[Data entries]
####
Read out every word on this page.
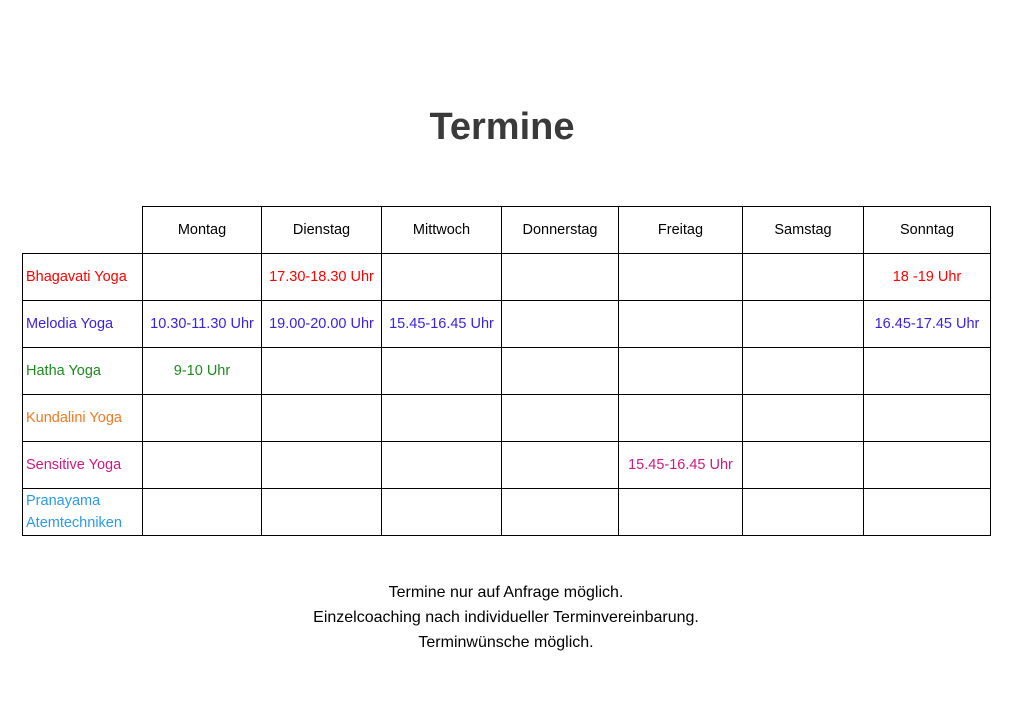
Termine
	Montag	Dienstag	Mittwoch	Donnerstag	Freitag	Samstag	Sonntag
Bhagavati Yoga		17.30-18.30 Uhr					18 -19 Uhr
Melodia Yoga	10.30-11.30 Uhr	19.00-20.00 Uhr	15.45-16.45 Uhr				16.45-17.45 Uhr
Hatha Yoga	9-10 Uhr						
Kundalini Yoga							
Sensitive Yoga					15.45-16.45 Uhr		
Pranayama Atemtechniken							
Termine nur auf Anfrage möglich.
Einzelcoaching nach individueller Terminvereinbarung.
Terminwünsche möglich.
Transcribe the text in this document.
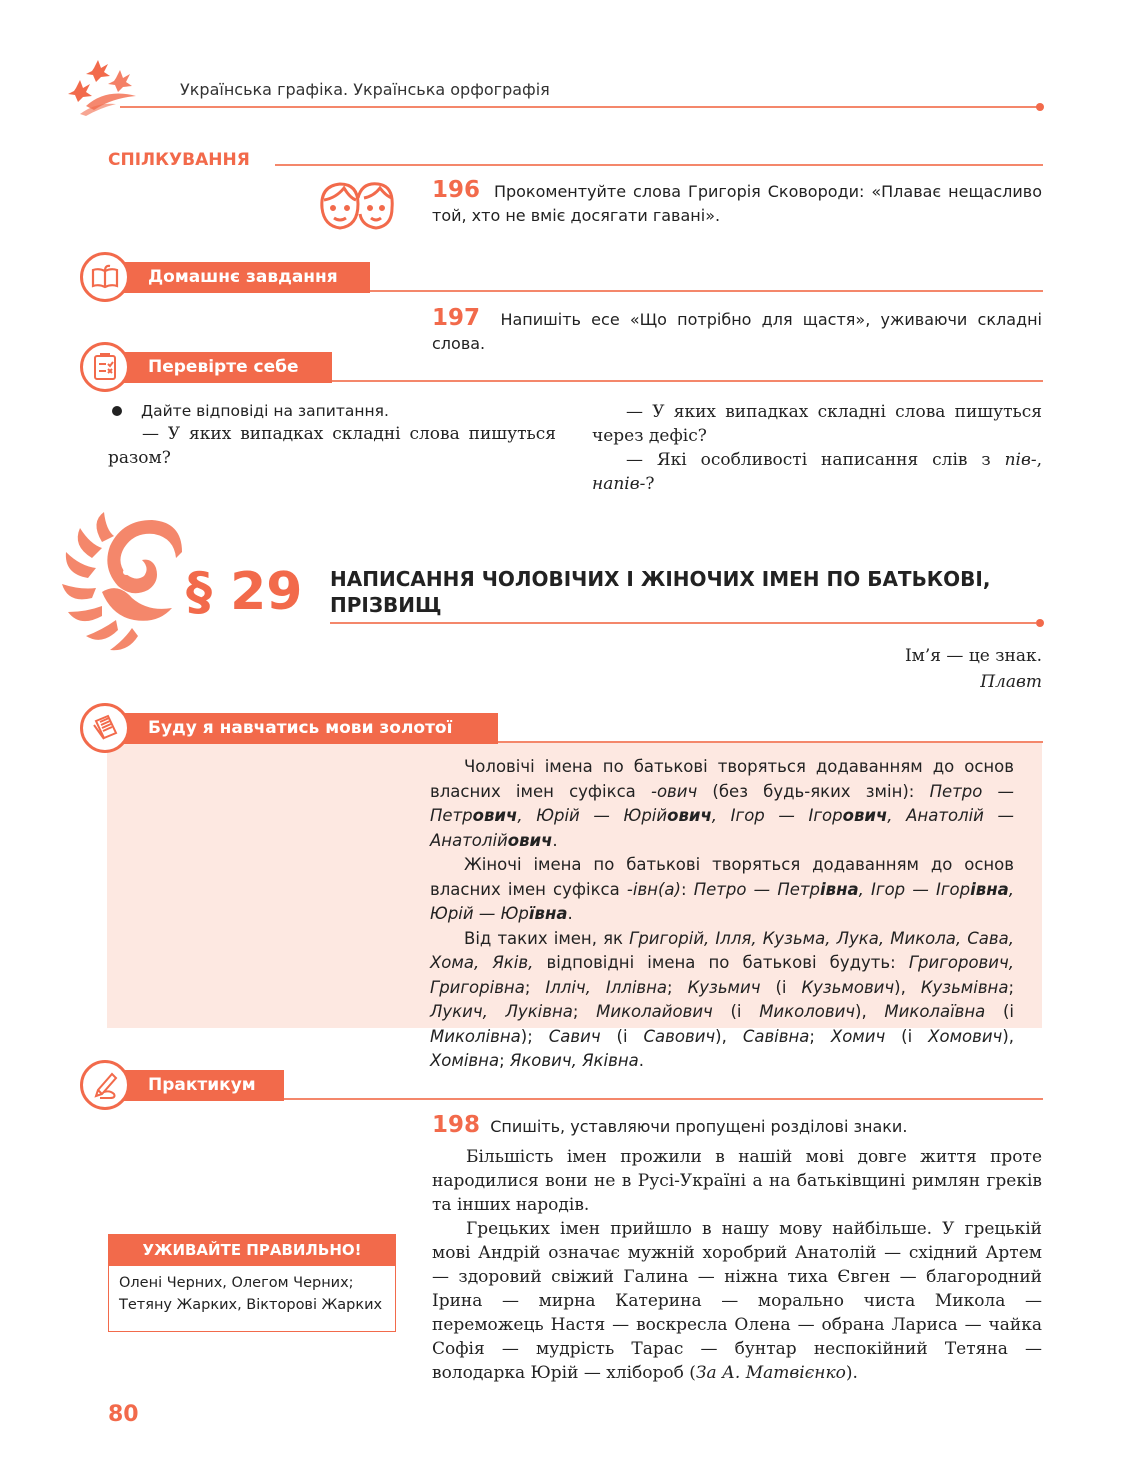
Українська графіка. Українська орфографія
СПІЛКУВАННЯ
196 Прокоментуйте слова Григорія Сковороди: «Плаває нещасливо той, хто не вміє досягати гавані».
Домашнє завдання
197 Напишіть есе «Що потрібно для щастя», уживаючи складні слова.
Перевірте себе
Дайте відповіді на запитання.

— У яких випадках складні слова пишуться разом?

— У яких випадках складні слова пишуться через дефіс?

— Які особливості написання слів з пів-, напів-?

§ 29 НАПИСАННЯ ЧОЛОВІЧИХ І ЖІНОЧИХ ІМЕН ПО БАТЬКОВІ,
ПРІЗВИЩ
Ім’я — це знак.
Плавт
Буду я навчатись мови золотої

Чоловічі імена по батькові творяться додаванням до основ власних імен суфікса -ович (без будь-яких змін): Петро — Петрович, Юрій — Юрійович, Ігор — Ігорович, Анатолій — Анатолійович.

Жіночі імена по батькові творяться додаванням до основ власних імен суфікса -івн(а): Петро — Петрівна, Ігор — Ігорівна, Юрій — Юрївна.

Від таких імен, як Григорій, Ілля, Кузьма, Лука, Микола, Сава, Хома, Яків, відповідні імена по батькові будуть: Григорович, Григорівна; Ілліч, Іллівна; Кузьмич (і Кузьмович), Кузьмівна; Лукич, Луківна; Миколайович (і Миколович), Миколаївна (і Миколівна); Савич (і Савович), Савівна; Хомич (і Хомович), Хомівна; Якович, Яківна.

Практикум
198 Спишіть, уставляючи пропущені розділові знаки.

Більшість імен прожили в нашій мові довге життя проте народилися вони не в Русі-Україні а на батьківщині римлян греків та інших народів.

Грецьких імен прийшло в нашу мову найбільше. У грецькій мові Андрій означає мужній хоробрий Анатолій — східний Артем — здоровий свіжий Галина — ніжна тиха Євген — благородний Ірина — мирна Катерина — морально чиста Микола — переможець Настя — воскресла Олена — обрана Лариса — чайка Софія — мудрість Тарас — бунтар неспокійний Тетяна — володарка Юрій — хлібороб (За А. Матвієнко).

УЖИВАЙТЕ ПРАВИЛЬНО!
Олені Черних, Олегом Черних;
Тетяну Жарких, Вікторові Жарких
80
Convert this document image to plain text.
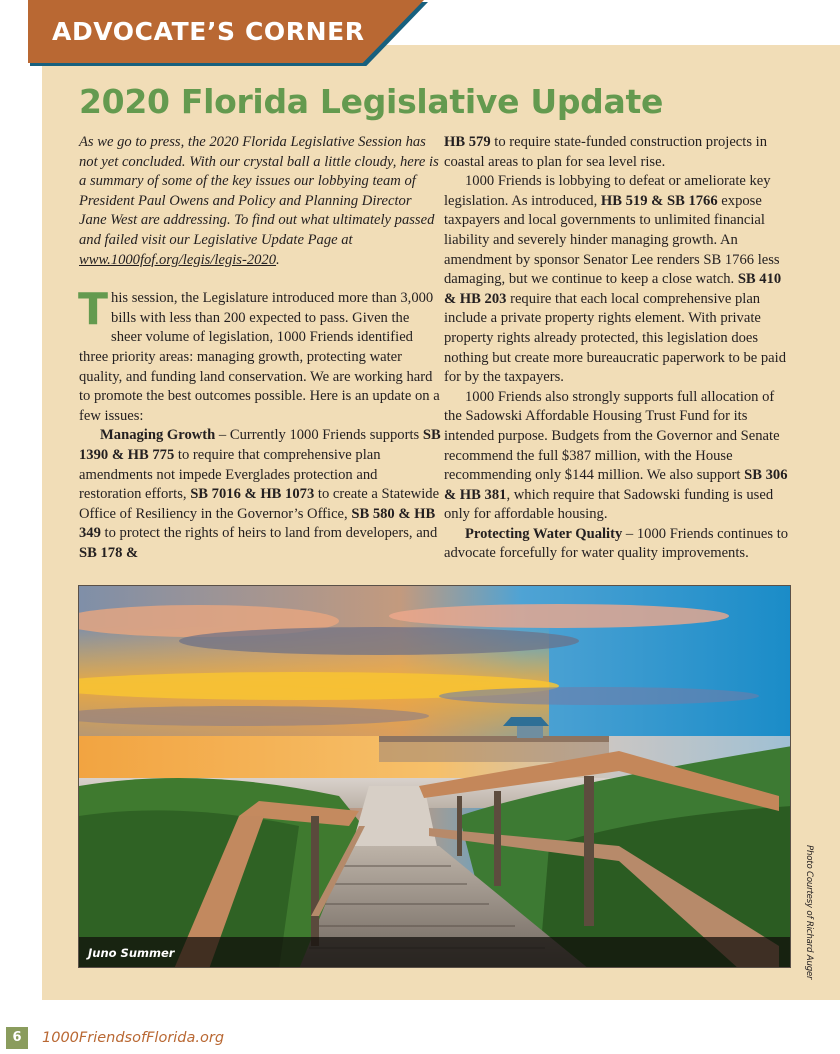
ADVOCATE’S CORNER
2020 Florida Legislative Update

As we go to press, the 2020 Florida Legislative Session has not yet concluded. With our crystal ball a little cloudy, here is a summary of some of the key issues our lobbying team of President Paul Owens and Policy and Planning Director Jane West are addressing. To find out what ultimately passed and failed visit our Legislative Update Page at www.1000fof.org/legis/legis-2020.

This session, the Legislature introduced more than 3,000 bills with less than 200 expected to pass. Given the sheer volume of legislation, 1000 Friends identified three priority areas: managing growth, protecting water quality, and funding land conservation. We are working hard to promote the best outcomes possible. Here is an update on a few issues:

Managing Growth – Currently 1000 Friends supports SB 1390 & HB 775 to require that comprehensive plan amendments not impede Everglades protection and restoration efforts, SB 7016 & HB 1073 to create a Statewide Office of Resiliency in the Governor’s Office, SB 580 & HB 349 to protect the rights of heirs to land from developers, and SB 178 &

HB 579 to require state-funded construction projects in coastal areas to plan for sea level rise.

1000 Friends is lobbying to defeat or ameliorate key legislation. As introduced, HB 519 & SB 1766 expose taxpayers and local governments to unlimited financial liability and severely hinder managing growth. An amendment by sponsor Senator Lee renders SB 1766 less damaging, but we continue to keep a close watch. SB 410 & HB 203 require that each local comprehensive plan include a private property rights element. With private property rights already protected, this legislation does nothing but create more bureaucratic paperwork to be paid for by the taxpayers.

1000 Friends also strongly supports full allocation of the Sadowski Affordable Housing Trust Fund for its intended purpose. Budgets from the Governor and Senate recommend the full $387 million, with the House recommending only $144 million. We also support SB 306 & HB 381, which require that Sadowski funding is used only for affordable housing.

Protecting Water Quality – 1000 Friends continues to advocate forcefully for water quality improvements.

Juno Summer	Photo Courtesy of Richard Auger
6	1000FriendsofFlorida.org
####
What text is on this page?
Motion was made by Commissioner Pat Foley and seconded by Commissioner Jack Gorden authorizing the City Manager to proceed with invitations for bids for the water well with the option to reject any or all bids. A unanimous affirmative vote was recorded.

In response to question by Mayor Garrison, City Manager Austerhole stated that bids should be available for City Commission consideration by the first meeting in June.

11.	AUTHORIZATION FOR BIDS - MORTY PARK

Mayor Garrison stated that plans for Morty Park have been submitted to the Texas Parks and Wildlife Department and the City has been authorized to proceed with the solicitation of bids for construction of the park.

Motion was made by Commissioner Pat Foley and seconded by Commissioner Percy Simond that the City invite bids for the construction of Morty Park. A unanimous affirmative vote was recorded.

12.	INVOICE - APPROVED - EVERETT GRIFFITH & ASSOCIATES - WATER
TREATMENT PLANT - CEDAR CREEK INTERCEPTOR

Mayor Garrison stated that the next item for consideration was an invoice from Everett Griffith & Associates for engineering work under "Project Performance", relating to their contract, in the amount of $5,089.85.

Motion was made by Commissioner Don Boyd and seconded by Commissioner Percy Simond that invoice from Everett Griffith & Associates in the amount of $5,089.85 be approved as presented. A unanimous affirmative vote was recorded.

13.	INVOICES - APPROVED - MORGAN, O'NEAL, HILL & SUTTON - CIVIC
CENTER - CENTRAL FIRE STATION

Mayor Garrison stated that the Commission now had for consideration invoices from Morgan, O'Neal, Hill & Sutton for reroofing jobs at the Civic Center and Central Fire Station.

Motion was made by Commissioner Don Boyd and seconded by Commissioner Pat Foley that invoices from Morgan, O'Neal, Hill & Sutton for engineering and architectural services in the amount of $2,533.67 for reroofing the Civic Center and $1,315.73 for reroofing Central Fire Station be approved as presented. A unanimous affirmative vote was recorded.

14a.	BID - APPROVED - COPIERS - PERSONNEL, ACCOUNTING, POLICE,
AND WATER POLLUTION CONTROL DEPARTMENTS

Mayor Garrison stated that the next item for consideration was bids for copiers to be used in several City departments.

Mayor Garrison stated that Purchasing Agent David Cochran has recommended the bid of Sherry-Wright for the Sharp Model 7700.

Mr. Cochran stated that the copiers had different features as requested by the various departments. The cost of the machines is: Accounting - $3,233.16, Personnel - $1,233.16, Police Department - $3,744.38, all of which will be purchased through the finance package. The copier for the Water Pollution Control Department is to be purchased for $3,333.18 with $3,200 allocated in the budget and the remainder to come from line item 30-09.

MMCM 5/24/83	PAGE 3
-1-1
####
**Written instruction**
Where a line above holds the string "слова", show that line.

**Solution to the exercise**
196 Прокоментуйте слова Григорія Сковороди: «Плаває нещасливо той, хто не вміє досягати гавані».
197 Напишіть есе «Що потрібно для щастя», уживаючи складні слова.
— У яких випадках складні слова пишуться разом?
— У яких випадках складні слова пишуться через дефіс?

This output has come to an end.